**What is expected:** Type out the data exactly as given. Skip any image.

--------------------

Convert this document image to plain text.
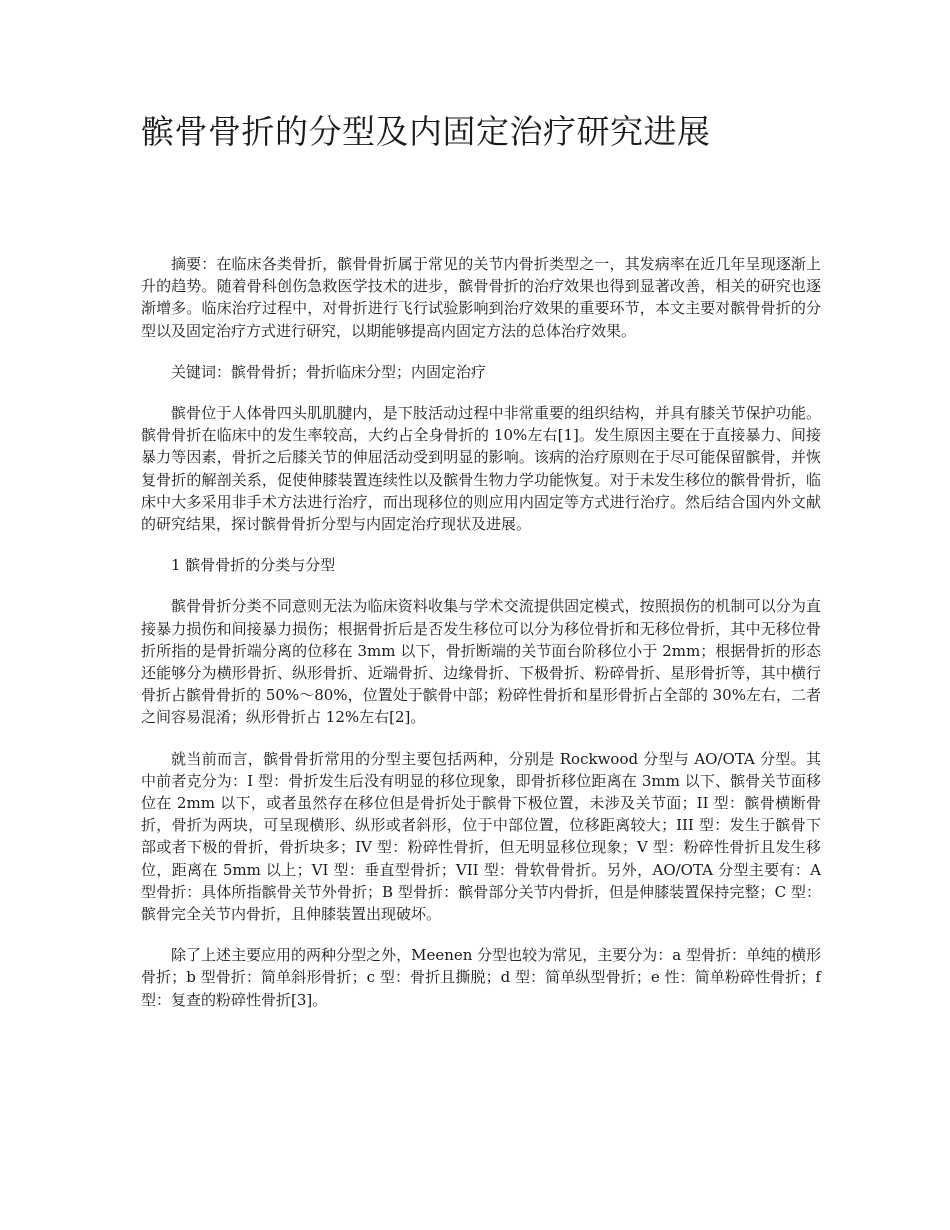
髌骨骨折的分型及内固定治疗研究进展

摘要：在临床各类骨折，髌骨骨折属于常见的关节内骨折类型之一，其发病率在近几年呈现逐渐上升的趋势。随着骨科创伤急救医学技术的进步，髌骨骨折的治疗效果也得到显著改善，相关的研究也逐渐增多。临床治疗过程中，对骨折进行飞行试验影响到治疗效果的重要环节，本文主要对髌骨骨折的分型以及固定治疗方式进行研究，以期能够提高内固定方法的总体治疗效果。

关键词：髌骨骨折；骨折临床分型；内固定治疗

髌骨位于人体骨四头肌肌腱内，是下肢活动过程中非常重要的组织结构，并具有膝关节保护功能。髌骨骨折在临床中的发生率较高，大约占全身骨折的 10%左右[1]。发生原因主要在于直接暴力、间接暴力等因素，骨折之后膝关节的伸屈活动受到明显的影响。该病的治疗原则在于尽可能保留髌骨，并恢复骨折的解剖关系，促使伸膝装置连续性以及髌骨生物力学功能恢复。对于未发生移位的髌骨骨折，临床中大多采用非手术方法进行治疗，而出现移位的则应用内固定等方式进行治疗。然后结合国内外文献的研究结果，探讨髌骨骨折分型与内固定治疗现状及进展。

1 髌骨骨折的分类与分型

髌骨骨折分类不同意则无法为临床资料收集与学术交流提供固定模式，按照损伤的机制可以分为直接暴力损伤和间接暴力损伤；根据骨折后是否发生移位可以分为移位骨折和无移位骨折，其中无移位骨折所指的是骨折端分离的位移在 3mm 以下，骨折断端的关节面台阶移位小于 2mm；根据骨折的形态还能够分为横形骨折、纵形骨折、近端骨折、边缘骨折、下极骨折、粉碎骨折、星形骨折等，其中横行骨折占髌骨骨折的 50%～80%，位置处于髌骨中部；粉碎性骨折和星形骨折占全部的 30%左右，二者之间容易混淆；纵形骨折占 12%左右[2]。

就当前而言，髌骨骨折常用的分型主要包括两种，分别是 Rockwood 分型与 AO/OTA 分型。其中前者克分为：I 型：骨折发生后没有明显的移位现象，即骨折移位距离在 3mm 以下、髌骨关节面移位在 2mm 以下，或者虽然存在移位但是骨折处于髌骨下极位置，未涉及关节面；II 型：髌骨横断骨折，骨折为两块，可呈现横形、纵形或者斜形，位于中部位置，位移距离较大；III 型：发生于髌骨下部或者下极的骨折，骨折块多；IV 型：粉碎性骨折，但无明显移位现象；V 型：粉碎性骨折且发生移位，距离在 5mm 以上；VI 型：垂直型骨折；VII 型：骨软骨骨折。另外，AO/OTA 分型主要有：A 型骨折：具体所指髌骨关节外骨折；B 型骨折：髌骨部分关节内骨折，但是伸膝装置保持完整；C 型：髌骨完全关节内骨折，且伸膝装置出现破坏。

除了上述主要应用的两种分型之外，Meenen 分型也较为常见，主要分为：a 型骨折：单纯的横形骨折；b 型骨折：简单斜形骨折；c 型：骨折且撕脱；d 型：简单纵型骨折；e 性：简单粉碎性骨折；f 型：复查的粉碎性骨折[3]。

--------------------

**Exercise output:**
Convert this document image to plain text.
髌骨骨折的分型及内固定治疗研究进展

摘要：在临床各类骨折，髌骨骨折属于常见的关节内骨折类型之一，其发病率在近几年呈现逐渐上升的趋势。随着骨科创伤急救医学技术的进步，髌骨骨折的治疗效果也得到显著改善，相关的研究也逐渐增多。临床治疗过程中，对骨折进行飞行试验影响到治疗效果的重要环节，本文主要对髌骨骨折的分型以及固定治疗方式进行研究，以期能够提高内固定方法的总体治疗效果。

关键词：髌骨骨折；骨折临床分型；内固定治疗

髌骨位于人体骨四头肌肌腱内，是下肢活动过程中非常重要的组织结构，并具有膝关节保护功能。髌骨骨折在临床中的发生率较高，大约占全身骨折的 10%左右[1]。发生原因主要在于直接暴力、间接暴力等因素，骨折之后膝关节的伸屈活动受到明显的影响。该病的治疗原则在于尽可能保留髌骨，并恢复骨折的解剖关系，促使伸膝装置连续性以及髌骨生物力学功能恢复。对于未发生移位的髌骨骨折，临床中大多采用非手术方法进行治疗，而出现移位的则应用内固定等方式进行治疗。然后结合国内外文献的研究结果，探讨髌骨骨折分型与内固定治疗现状及进展。

1 髌骨骨折的分类与分型

髌骨骨折分类不同意则无法为临床资料收集与学术交流提供固定模式，按照损伤的机制可以分为直接暴力损伤和间接暴力损伤；根据骨折后是否发生移位可以分为移位骨折和无移位骨折，其中无移位骨折所指的是骨折端分离的位移在 3mm 以下，骨折断端的关节面台阶移位小于 2mm；根据骨折的形态还能够分为横形骨折、纵形骨折、近端骨折、边缘骨折、下极骨折、粉碎骨折、星形骨折等，其中横行骨折占髌骨骨折的 50%～80%，位置处于髌骨中部；粉碎性骨折和星形骨折占全部的 30%左右，二者之间容易混淆；纵形骨折占 12%左右[2]。

就当前而言，髌骨骨折常用的分型主要包括两种，分别是 Rockwood 分型与 AO/OTA 分型。其中前者克分为：I 型：骨折发生后没有明显的移位现象，即骨折移位距离在 3mm 以下、髌骨关节面移位在 2mm 以下，或者虽然存在移位但是骨折处于髌骨下极位置，未涉及关节面；II 型：髌骨横断骨折，骨折为两块，可呈现横形、纵形或者斜形，位于中部位置，位移距离较大；III 型：发生于髌骨下部或者下极的骨折，骨折块多；IV 型：粉碎性骨折，但无明显移位现象；V 型：粉碎性骨折且发生移位，距离在 5mm 以上；VI 型：垂直型骨折；VII 型：骨软骨骨折。另外，AO/OTA 分型主要有：A 型骨折：具体所指髌骨关节外骨折；B 型骨折：髌骨部分关节内骨折，但是伸膝装置保持完整；C 型：髌骨完全关节内骨折，且伸膝装置出现破坏。

除了上述主要应用的两种分型之外，Meenen 分型也较为常见，主要分为：a 型骨折：单纯的横形骨折；b 型骨折：简单斜形骨折；c 型：骨折且撕脱；d 型：简单纵型骨折；e 性：简单粉碎性骨折；f 型：复查的粉碎性骨折[3]。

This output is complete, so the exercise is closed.